_Extract provided_:

Atmospheric Beacons of Life from Exoplanets Around G and K Stars

By Keith Cowing
Press Release
astro-ph.EP
January 16, 2018
Filed under
Atmospheric Beacons of Life from Exoplanets Around G and K Stars
Extrasolar planet orbiting a pulsar
SpaceRef

The current explosion in detection and characterization of thousands of extrasolar planets from the Kepler mission, the Hubble Space Telescope, and large ground-based telescopes opens a new era in searches for Earth-analog exoplanets with conditions suitable for sustaining life.

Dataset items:

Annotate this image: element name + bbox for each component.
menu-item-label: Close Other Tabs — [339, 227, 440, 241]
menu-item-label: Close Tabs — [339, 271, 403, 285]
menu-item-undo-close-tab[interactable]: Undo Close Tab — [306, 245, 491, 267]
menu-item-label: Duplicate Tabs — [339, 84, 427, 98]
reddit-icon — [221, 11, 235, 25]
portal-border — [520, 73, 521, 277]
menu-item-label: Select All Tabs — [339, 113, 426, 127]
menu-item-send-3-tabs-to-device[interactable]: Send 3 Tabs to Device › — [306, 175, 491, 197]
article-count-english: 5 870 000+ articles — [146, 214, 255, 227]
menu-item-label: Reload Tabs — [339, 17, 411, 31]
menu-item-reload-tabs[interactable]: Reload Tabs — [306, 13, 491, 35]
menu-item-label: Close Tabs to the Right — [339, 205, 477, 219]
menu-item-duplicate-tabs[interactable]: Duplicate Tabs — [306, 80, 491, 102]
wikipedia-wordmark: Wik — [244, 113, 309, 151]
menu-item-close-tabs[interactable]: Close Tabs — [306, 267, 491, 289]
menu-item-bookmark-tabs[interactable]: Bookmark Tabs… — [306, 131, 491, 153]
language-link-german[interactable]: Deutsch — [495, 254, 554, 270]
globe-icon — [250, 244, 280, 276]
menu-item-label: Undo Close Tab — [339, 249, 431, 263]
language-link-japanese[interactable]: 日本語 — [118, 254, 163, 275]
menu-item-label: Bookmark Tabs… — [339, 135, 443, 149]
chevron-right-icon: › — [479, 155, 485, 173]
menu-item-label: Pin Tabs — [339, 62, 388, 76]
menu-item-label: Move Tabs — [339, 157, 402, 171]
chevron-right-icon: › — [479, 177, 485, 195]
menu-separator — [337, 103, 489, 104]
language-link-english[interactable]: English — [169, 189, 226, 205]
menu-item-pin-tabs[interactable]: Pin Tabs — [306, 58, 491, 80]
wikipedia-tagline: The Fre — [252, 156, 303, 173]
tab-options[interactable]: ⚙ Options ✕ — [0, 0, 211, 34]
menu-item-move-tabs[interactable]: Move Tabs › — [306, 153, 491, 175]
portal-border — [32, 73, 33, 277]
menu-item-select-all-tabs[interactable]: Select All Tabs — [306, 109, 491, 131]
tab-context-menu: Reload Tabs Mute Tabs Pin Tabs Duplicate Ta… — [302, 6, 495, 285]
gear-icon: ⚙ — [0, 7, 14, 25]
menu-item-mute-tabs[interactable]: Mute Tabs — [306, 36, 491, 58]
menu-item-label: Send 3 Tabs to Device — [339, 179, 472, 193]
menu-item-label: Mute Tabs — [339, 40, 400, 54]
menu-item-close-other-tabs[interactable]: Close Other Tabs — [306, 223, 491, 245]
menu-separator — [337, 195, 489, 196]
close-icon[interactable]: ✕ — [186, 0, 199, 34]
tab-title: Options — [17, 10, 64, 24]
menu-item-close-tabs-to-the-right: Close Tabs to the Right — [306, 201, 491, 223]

_Goals_:
(a) In the press release on atmospheric beacons of life, what does the text say is opening a new era in searches for Earth-analog exoplanets? Answer in one to three sentences.
(b) Pick up the press release on atmospheric beacons of life from exoplanets around G and K stars after its final sentence and write the next paragraph.

_Answers by task_:
(a) The new era is opened by the current explosion in the detection and characterization of thousands of extrasolar planets. This work comes from the Kepler mission, the Hubble Space Telescope, and large ground-based telescopes.

(b)
As more Earth-sized exoplanets are detected in the near future, we will soon have an opportunity to identify habitable worlds. Which atmospheric biosignature gases from habitable planets can be detected with our current capabilities? The detection of the common biosignatures from nitrogen-oxygen rich terrestrial-type exoplanets including molecular oxygen (O2), ozone (O3), water vapor (H2O), carbon dioxide (CO2), nitrous oxide (N2O), and methane (CH4) requires days of integration time with largest space telescopes, and thus are very challenging for current instruments.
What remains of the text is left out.